> Task brief
Locate the word "this" in the material, then show every line that holds it.

> Provided data
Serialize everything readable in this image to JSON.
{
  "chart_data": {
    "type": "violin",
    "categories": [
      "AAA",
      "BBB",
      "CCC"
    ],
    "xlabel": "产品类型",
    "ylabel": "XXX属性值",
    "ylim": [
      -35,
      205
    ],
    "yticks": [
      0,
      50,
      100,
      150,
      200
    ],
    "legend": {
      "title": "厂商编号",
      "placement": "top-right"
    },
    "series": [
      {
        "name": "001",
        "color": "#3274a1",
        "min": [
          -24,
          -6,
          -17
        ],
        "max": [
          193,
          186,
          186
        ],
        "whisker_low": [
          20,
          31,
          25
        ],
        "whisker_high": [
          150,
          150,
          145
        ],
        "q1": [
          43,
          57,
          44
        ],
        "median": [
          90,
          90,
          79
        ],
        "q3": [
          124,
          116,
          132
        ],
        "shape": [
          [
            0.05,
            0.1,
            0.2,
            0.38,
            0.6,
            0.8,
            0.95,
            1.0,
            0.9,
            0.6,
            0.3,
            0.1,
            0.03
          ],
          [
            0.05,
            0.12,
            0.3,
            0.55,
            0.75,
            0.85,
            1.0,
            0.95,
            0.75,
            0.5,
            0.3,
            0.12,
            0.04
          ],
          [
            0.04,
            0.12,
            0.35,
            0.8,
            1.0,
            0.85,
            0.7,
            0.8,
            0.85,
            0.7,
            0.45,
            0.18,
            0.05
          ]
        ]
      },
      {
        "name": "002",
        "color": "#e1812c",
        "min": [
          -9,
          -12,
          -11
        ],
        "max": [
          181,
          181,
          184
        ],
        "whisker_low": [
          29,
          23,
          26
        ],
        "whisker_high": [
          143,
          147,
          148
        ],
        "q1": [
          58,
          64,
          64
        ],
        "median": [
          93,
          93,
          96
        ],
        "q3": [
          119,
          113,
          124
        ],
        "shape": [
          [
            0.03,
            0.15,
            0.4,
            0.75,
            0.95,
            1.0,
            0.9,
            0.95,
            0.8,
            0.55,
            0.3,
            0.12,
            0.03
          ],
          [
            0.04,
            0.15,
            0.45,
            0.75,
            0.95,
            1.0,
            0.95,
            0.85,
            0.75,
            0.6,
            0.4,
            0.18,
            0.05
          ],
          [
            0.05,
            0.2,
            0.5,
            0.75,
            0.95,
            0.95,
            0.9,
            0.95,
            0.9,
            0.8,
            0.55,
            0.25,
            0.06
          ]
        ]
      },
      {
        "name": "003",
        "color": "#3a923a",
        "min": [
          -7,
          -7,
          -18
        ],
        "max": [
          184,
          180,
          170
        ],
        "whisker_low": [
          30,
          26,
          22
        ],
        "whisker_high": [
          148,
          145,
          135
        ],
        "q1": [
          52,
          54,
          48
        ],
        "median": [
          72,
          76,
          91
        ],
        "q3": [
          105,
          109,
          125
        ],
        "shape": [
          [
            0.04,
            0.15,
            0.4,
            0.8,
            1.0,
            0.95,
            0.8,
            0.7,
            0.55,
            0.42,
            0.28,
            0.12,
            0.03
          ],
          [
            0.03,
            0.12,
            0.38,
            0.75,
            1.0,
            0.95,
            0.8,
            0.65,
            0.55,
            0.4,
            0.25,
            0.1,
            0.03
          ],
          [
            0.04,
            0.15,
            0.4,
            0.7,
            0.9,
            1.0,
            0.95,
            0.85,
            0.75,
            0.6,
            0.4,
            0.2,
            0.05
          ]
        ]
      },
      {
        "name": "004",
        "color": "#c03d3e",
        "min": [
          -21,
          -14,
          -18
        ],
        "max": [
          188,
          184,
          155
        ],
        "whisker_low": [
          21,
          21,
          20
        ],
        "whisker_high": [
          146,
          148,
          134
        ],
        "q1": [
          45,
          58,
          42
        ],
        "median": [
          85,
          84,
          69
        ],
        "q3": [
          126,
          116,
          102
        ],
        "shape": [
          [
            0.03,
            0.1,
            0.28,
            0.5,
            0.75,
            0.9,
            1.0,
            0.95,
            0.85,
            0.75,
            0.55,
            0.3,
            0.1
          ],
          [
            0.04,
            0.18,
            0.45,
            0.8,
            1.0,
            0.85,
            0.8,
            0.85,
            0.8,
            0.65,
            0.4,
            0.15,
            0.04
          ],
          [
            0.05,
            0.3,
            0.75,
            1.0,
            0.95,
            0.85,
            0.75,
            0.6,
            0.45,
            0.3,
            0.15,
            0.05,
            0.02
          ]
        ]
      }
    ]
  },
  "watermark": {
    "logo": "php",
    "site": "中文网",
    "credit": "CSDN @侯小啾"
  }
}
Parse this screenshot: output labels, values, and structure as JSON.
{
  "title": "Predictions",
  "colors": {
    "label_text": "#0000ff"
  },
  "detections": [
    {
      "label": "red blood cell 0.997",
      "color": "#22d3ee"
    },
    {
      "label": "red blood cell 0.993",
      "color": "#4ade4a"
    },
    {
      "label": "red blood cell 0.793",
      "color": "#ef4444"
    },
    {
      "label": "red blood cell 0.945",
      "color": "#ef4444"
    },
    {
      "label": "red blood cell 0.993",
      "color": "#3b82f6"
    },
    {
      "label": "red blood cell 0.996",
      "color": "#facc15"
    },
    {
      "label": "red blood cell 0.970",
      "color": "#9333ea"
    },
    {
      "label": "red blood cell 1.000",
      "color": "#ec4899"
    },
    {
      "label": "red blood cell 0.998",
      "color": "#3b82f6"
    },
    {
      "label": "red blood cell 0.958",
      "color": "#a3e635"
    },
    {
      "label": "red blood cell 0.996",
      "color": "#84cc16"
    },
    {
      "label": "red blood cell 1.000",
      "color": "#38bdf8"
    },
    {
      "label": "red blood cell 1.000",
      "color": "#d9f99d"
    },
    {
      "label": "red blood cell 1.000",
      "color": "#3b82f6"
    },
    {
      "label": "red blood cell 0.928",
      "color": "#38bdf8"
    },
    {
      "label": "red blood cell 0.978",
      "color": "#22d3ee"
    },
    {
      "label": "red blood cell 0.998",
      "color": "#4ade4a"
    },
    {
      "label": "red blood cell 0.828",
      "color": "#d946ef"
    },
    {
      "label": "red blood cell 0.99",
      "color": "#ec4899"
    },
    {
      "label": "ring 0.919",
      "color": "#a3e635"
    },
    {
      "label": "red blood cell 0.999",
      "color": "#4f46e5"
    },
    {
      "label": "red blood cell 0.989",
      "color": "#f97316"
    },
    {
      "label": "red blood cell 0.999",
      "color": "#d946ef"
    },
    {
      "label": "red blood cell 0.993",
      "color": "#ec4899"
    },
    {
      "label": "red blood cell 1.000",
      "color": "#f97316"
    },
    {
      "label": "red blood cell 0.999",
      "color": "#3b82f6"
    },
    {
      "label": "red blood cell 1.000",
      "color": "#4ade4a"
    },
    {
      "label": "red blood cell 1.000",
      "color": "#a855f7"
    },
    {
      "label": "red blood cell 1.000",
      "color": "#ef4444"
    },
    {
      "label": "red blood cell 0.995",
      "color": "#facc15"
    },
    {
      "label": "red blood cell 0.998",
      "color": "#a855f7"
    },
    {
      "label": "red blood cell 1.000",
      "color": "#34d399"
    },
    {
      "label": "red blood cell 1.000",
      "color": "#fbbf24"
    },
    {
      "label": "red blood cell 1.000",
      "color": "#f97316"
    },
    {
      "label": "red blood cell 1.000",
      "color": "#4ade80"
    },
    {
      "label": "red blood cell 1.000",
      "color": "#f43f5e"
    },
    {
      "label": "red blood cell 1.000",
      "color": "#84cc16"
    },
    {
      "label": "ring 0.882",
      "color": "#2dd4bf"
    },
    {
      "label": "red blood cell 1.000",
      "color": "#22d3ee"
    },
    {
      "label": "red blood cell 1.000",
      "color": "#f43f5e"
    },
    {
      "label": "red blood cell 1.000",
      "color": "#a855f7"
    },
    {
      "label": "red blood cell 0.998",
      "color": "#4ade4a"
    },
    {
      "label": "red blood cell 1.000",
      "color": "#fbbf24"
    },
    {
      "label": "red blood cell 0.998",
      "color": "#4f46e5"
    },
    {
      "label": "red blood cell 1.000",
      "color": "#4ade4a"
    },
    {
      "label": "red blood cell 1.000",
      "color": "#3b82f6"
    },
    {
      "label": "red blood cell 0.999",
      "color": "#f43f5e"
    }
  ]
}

> Task result
Serialize everything readable in this image to JSON.
Parse this screenshot: output labels, values, and structure as JSON.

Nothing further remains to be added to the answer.